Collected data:
------------------------

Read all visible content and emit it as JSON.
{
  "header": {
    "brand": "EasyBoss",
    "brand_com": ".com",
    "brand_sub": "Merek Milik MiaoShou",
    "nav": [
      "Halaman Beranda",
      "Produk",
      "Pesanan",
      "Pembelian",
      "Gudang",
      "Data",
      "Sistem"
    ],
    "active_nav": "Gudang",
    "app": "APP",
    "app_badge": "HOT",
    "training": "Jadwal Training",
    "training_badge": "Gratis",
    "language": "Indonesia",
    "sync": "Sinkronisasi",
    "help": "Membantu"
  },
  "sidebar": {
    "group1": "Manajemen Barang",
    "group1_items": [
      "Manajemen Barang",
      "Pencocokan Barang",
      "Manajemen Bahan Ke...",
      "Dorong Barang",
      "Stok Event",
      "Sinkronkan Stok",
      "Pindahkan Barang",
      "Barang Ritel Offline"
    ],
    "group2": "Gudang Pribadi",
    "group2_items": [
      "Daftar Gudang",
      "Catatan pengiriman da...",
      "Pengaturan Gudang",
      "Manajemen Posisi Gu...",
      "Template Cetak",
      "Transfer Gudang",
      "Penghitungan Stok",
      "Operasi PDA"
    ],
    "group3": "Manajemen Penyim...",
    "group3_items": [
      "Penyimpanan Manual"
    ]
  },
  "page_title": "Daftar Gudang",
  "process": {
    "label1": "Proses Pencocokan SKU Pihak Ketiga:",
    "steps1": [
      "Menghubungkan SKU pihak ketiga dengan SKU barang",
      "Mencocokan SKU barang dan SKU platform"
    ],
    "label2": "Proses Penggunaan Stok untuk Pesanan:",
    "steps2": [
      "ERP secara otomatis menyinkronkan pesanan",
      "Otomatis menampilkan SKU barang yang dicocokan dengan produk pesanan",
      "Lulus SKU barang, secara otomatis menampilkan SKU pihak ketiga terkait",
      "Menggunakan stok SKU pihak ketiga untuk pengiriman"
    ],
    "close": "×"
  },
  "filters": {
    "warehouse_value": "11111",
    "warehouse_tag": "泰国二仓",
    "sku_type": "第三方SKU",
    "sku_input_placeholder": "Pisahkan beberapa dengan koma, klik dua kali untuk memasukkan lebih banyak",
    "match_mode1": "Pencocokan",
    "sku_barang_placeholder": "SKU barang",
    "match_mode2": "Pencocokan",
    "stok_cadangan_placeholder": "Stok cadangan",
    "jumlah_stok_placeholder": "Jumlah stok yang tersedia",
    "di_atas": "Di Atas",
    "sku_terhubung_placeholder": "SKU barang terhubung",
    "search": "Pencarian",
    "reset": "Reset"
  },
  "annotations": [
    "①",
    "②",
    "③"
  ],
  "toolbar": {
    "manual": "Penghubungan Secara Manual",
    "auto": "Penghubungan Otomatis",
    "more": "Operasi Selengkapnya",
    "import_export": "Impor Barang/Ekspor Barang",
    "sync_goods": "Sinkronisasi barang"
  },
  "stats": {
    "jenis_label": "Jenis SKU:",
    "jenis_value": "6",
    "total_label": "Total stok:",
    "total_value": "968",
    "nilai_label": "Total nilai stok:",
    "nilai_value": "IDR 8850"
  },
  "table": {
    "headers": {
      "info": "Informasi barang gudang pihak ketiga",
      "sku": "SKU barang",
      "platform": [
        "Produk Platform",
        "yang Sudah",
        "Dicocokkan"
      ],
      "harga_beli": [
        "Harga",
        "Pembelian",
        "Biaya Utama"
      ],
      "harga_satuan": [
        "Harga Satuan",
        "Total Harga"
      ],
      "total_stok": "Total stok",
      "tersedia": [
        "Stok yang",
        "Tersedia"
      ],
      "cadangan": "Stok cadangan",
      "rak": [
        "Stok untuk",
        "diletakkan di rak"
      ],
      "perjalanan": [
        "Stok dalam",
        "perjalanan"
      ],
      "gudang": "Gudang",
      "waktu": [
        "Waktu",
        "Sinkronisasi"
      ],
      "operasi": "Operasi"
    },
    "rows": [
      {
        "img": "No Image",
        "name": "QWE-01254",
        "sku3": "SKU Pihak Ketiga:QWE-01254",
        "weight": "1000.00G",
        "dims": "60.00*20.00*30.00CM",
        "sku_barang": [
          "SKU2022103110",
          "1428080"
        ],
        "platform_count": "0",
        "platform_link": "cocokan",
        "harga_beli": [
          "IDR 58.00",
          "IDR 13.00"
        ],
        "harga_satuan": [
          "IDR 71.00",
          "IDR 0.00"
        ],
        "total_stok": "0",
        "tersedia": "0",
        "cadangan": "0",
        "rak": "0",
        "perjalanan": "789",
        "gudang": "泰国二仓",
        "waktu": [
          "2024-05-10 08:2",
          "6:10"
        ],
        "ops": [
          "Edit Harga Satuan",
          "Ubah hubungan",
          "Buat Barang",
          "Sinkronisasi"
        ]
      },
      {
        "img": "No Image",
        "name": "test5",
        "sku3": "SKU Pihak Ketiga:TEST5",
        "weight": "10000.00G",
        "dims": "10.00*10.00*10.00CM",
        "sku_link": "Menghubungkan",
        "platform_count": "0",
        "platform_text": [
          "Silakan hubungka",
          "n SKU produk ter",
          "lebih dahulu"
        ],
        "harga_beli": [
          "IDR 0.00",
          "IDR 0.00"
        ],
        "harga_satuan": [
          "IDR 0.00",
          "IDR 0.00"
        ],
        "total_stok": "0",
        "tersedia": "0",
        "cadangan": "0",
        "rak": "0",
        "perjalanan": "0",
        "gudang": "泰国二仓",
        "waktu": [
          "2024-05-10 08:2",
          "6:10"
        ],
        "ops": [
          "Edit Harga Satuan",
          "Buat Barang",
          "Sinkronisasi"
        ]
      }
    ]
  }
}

------------------------

Copy the data above in full, character for character.

● **Exercise output**:
Read all visible content and emit it as JSON.
{
  "header": {
    "brand": "EasyBoss",
    "brand_com": ".com",
    "brand_sub": "Merek Milik MiaoShou",
    "nav": [
      "Halaman Beranda",
      "Produk",
      "Pesanan",
      "Pembelian",
      "Gudang",
      "Data",
      "Sistem"
    ],
    "active_nav": "Gudang",
    "app": "APP",
    "app_badge": "HOT",
    "training": "Jadwal Training",
    "training_badge": "Gratis",
    "language": "Indonesia",
    "sync": "Sinkronisasi",
    "help": "Membantu"
  },
  "sidebar": {
    "group1": "Manajemen Barang",
    "group1_items": [
      "Manajemen Barang",
      "Pencocokan Barang",
      "Manajemen Bahan Ke...",
      "Dorong Barang",
      "Stok Event",
      "Sinkronkan Stok",
      "Pindahkan Barang",
      "Barang Ritel Offline"
    ],
    "group2": "Gudang Pribadi",
    "group2_items": [
      "Daftar Gudang",
      "Catatan pengiriman da...",
      "Pengaturan Gudang",
      "Manajemen Posisi Gu...",
      "Template Cetak",
      "Transfer Gudang",
      "Penghitungan Stok",
      "Operasi PDA"
    ],
    "group3": "Manajemen Penyim...",
    "group3_items": [
      "Penyimpanan Manual"
    ]
  },
  "page_title": "Daftar Gudang",
  "process": {
    "label1": "Proses Pencocokan SKU Pihak Ketiga:",
    "steps1": [
      "Menghubungkan SKU pihak ketiga dengan SKU barang",
      "Mencocokan SKU barang dan SKU platform"
    ],
    "label2": "Proses Penggunaan Stok untuk Pesanan:",
    "steps2": [
      "ERP secara otomatis menyinkronkan pesanan",
      "Otomatis menampilkan SKU barang yang dicocokan dengan produk pesanan",
      "Lulus SKU barang, secara otomatis menampilkan SKU pihak ketiga terkait",
      "Menggunakan stok SKU pihak ketiga untuk pengiriman"
    ],
    "close": "×"
  },
  "filters": {
    "warehouse_value": "11111",
    "warehouse_tag": "泰国二仓",
    "sku_type": "第三方SKU",
    "sku_input_placeholder": "Pisahkan beberapa dengan koma, klik dua kali untuk memasukkan lebih banyak",
    "match_mode1": "Pencocokan",
    "sku_barang_placeholder": "SKU barang",
    "match_mode2": "Pencocokan",
    "stok_cadangan_placeholder": "Stok cadangan",
    "jumlah_stok_placeholder": "Jumlah stok yang tersedia",
    "di_atas": "Di Atas",
    "sku_terhubung_placeholder": "SKU barang terhubung",
    "search": "Pencarian",
    "reset": "Reset"
  },
  "annotations": [
    "①",
    "②",
    "③"
  ],
  "toolbar": {
    "manual": "Penghubungan Secara Manual",
    "auto": "Penghubungan Otomatis",
    "more": "Operasi Selengkapnya",
    "import_export": "Impor Barang/Ekspor Barang",
    "sync_goods": "Sinkronisasi barang"
  },
  "stats": {
    "jenis_label": "Jenis SKU:",
    "jenis_value": "6",
    "total_label": "Total stok:",
    "total_value": "968",
    "nilai_label": "Total nilai stok:",
    "nilai_value": "IDR 8850"
  },
  "table": {
    "headers": {
      "info": "Informasi barang gudang pihak ketiga",
      "sku": "SKU barang",
      "platform": [
        "Produk Platform",
        "yang Sudah",
        "Dicocokkan"
      ],
      "harga_beli": [
        "Harga",
        "Pembelian",
        "Biaya Utama"
      ],
      "harga_satuan": [
        "Harga Satuan",
        "Total Harga"
      ],
      "total_stok": "Total stok",
      "tersedia": [
        "Stok yang",
        "Tersedia"
      ],
      "cadangan": "Stok cadangan",
      "rak": [
        "Stok untuk",
        "diletakkan di rak"
      ],
      "perjalanan": [
        "Stok dalam",
        "perjalanan"
      ],
      "gudang": "Gudang",
      "waktu": [
        "Waktu",
        "Sinkronisasi"
      ],
      "operasi": "Operasi"
    },
    "rows": [
      {
        "img": "No Image",
        "name": "QWE-01254",
        "sku3": "SKU Pihak Ketiga:QWE-01254",
        "weight": "1000.00G",
        "dims": "60.00*20.00*30.00CM",
        "sku_barang": [
          "SKU2022103110",
          "1428080"
        ],
        "platform_count": "0",
        "platform_link": "cocokan",
        "harga_beli": [
          "IDR 58.00",
          "IDR 13.00"
        ],
        "harga_satuan": [
          "IDR 71.00",
          "IDR 0.00"
        ],
        "total_stok": "0",
        "tersedia": "0",
        "cadangan": "0",
        "rak": "0",
        "perjalanan": "789",
        "gudang": "泰国二仓",
        "waktu": [
          "2024-05-10 08:2",
          "6:10"
        ],
        "ops": [
          "Edit Harga Satuan",
          "Ubah hubungan",
          "Buat Barang",
          "Sinkronisasi"
        ]
      },
      {
        "img": "No Image",
        "name": "test5",
        "sku3": "SKU Pihak Ketiga:TEST5",
        "weight": "10000.00G",
        "dims": "10.00*10.00*10.00CM",
        "sku_link": "Menghubungkan",
        "platform_count": "0",
        "platform_text": [
          "Silakan hubungka",
          "n SKU produk ter",
          "lebih dahulu"
        ],
        "harga_beli": [
          "IDR 0.00",
          "IDR 0.00"
        ],
        "harga_satuan": [
          "IDR 0.00",
          "IDR 0.00"
        ],
        "total_stok": "0",
        "tersedia": "0",
        "cadangan": "0",
        "rak": "0",
        "perjalanan": "0",
        "gudang": "泰国二仓",
        "waktu": [
          "2024-05-10 08:2",
          "6:10"
        ],
        "ops": [
          "Edit Harga Satuan",
          "Buat Barang",
          "Sinkronisasi"
        ]
      }
    ]
  }
}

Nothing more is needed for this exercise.